## What this task involves
Write out each line beneath this one exactly as it reads.

## Material for this exercise

□ □ □ □ □

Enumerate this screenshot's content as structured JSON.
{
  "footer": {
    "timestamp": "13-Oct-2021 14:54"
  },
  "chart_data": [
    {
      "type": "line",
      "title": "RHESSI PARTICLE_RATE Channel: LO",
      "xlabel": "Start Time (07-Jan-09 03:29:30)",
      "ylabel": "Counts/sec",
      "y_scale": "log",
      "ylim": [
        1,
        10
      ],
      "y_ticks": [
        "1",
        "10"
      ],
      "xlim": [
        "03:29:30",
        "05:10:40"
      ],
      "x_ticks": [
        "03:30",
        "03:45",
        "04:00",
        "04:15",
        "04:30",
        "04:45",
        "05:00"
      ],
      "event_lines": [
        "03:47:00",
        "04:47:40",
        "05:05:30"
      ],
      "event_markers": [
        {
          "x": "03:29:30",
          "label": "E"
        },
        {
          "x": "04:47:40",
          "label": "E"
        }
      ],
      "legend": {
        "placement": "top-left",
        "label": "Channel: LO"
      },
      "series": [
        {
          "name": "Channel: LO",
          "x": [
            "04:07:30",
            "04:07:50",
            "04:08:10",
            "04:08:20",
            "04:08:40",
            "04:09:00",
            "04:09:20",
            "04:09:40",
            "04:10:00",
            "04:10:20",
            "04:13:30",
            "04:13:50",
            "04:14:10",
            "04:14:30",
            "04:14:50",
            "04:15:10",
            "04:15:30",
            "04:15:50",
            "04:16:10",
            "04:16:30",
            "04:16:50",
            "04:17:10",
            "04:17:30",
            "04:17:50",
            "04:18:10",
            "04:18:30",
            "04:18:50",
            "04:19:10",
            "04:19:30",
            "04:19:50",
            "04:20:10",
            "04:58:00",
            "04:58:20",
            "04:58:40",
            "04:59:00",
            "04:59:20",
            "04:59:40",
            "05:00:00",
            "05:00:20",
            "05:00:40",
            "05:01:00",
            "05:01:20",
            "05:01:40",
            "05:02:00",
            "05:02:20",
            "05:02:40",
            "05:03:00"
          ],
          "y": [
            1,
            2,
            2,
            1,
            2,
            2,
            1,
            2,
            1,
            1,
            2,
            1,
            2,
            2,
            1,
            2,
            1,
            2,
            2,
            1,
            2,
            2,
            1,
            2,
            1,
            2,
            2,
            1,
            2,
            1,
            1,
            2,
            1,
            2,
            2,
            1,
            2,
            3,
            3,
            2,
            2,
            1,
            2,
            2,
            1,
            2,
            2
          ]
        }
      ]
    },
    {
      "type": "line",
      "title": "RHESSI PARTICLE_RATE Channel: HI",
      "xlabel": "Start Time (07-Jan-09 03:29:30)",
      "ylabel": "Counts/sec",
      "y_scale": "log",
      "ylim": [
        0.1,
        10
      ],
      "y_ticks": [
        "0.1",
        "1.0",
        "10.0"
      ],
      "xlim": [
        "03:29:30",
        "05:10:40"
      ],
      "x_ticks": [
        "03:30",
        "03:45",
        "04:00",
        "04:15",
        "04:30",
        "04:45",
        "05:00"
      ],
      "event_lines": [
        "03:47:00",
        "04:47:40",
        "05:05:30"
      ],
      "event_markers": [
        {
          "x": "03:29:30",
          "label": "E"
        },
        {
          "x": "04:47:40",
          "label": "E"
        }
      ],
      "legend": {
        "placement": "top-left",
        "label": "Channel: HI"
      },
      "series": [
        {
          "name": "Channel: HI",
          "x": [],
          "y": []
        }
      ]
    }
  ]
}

□ □ □ □ □

## Answer to the exercise
Enumerate this screenshot's content as structured JSON.
{
  "footer": {
    "timestamp": "13-Oct-2021 14:54"
  },
  "chart_data": [
    {
      "type": "line",
      "title": "RHESSI PARTICLE_RATE Channel: LO",
      "xlabel": "Start Time (07-Jan-09 03:29:30)",
      "ylabel": "Counts/sec",
      "y_scale": "log",
      "ylim": [
        1,
        10
      ],
      "y_ticks": [
        "1",
        "10"
      ],
      "xlim": [
        "03:29:30",
        "05:10:40"
      ],
      "x_ticks": [
        "03:30",
        "03:45",
        "04:00",
        "04:15",
        "04:30",
        "04:45",
        "05:00"
      ],
      "event_lines": [
        "03:47:00",
        "04:47:40",
        "05:05:30"
      ],
      "event_markers": [
        {
          "x": "03:29:30",
          "label": "E"
        },
        {
          "x": "04:47:40",
          "label": "E"
        }
      ],
      "legend": {
        "placement": "top-left",
        "label": "Channel: LO"
      },
      "series": [
        {
          "name": "Channel: LO",
          "x": [
            "04:07:30",
            "04:07:50",
            "04:08:10",
            "04:08:20",
            "04:08:40",
            "04:09:00",
            "04:09:20",
            "04:09:40",
            "04:10:00",
            "04:10:20",
            "04:13:30",
            "04:13:50",
            "04:14:10",
            "04:14:30",
            "04:14:50",
            "04:15:10",
            "04:15:30",
            "04:15:50",
            "04:16:10",
            "04:16:30",
            "04:16:50",
            "04:17:10",
            "04:17:30",
            "04:17:50",
            "04:18:10",
            "04:18:30",
            "04:18:50",
            "04:19:10",
            "04:19:30",
            "04:19:50",
            "04:20:10",
            "04:58:00",
            "04:58:20",
            "04:58:40",
            "04:59:00",
            "04:59:20",
            "04:59:40",
            "05:00:00",
            "05:00:20",
            "05:00:40",
            "05:01:00",
            "05:01:20",
            "05:01:40",
            "05:02:00",
            "05:02:20",
            "05:02:40",
            "05:03:00"
          ],
          "y": [
            1,
            2,
            2,
            1,
            2,
            2,
            1,
            2,
            1,
            1,
            2,
            1,
            2,
            2,
            1,
            2,
            1,
            2,
            2,
            1,
            2,
            2,
            1,
            2,
            1,
            2,
            2,
            1,
            2,
            1,
            1,
            2,
            1,
            2,
            2,
            1,
            2,
            3,
            3,
            2,
            2,
            1,
            2,
            2,
            1,
            2,
            2
          ]
        }
      ]
    },
    {
      "type": "line",
      "title": "RHESSI PARTICLE_RATE Channel: HI",
      "xlabel": "Start Time (07-Jan-09 03:29:30)",
      "ylabel": "Counts/sec",
      "y_scale": "log",
      "ylim": [
        0.1,
        10
      ],
      "y_ticks": [
        "0.1",
        "1.0",
        "10.0"
      ],
      "xlim": [
        "03:29:30",
        "05:10:40"
      ],
      "x_ticks": [
        "03:30",
        "03:45",
        "04:00",
        "04:15",
        "04:30",
        "04:45",
        "05:00"
      ],
      "event_lines": [
        "03:47:00",
        "04:47:40",
        "05:05:30"
      ],
      "event_markers": [
        {
          "x": "03:29:30",
          "label": "E"
        },
        {
          "x": "04:47:40",
          "label": "E"
        }
      ],
      "legend": {
        "placement": "top-left",
        "label": "Channel: HI"
      },
      "series": [
        {
          "name": "Channel: HI",
          "x": [],
          "y": []
        }
      ]
    }
  ]
}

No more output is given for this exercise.